◆ WORK INSTRUCTIONS:
1. From the essay on wasted votes, copy the passage starting at "Colloquially, a wasted" and ending at "candidate in excess.".
2. Say whether each statement agrees with the essay on wasted votes, answering yes or no and quoting the words that decide it. (a) The essay says about 55% of eligible voters will go to the polls in November. (b) The essay says cereal shelf space is bought by many small producers. (c) The essay counts a vote cast for a winning candidate in excess as a wasted vote.

◆ PROVIDED TEXT:
══════

Freedom of choice. The supermarket shelves are lined with twenty-five different flavors of cereal, some for the health conscious and some for the sweet-lovers, for the gluten obsessed and for the GMO aware, even for the annoyingly picky kid who will eat only the lucky charms and leave the rest. It matters little that the shelf space is bought by a few giant producers and store brand imitators. Same with clothes, whether conservative cut or gossamer lace, brands are abundant and customer’s choice rules except where it comes to production, which is mostly channeled to slave-like third-world labor. No, the consumer has no voice in that. It would be prosaic to say that when it comes to political choice, the options are similarly scarce.

In November, around 55% of eligible voters will go to the polls to cast their ballots. Their presidential choice will be restricted to two flavor variations of the same product the corporations have put on the market. Because for decades the American voter has not seen a major party candidate reflecting their needs or values, they will cast vote against the candidate they like less, a negative vote. The conventional, manufactured wisdom doesn’t allow a vote for someone outside this duality as it is assumed to be a wasted vote at best and a spoiler vote at worst. So what is a wasted vote?

Colloquially, a wasted vote is a vote that does not help elect a candidate. This can be translated as a vote cast for a non-winning candidate, but, what we frequently miss, it is also a vote cast for a winning candidate in excess.

══════

◆ SOURCE MATERIAL:

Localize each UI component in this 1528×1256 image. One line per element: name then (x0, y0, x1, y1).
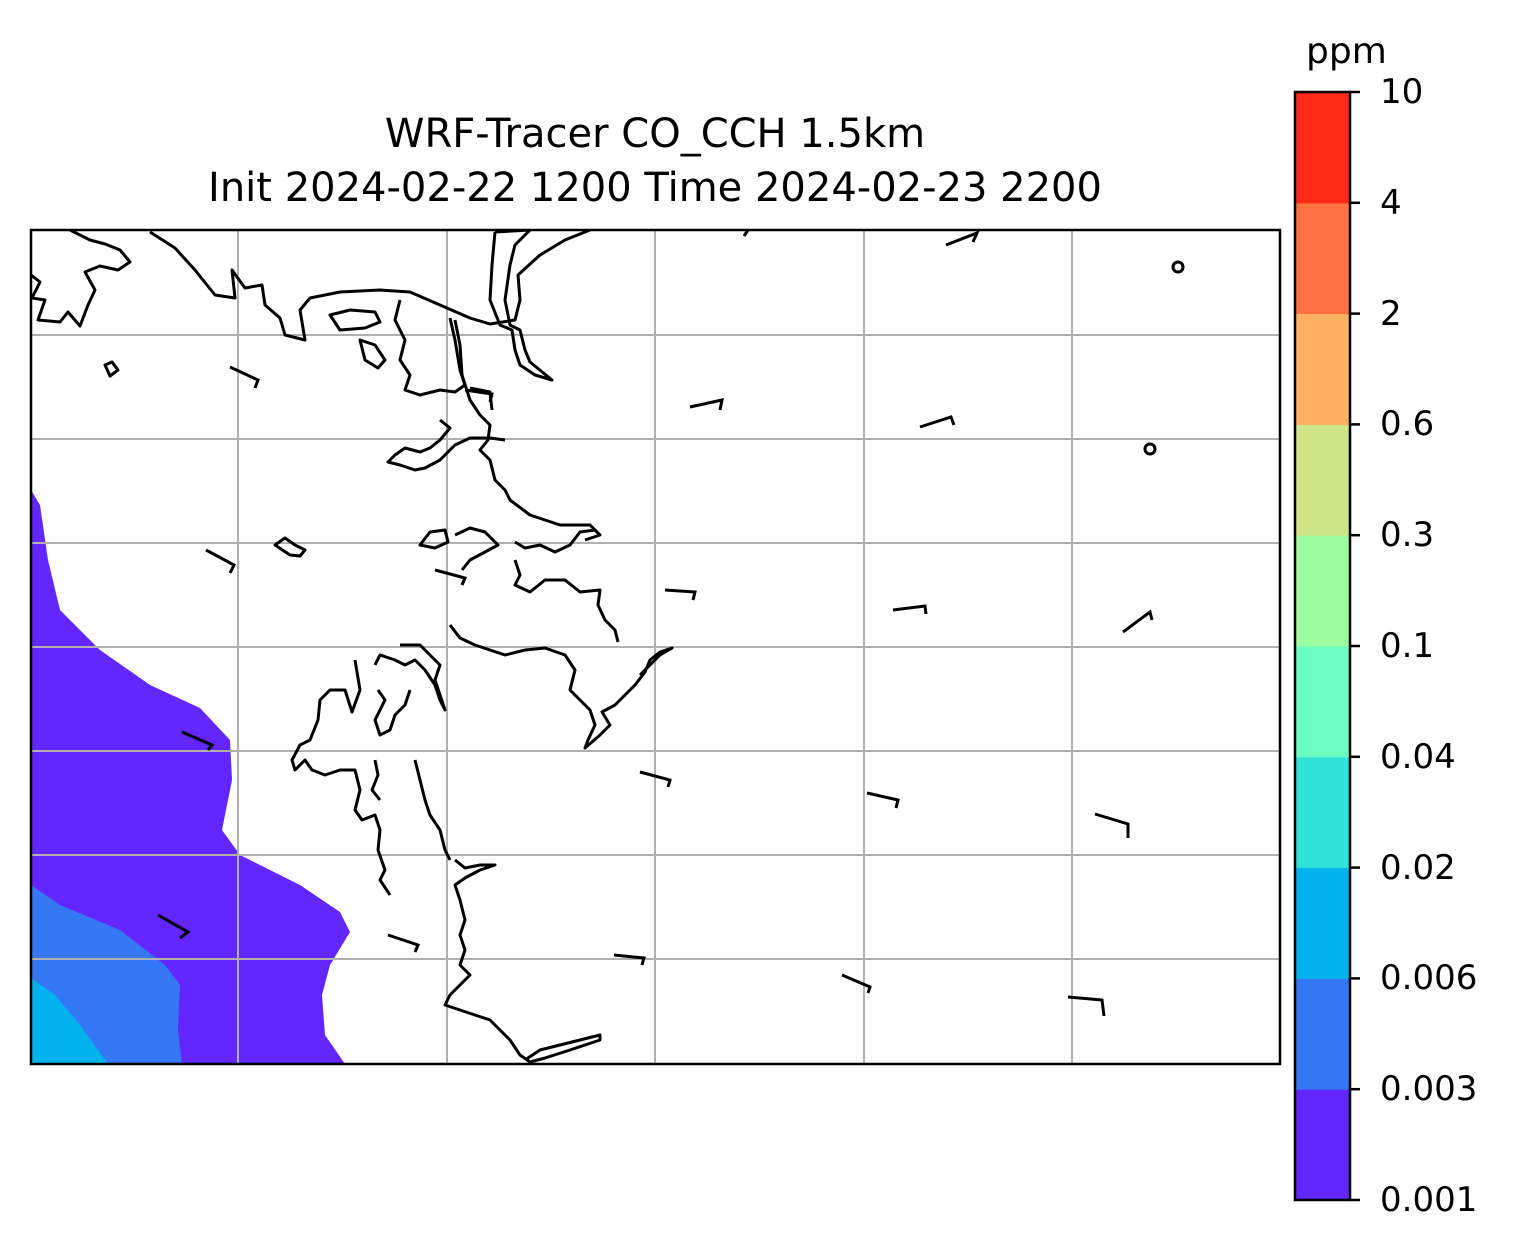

══════

◆ FULL SOLUTIONS:
1.
Colloquially, a wasted vote is a vote that does not help elect a candidate. This can be translated as a vote cast for a non-winning candidate, but, what we frequently miss, it is also a vote cast for a winning candidate in excess.

2.
(a) Yes: "around 55% of eligible voters will go to the polls to cast their ballots"
(b) No: "the shelf space is bought by a few giant producers and store brand imitators"
(c) Yes: "it is also a vote cast for a winning candidate in excess"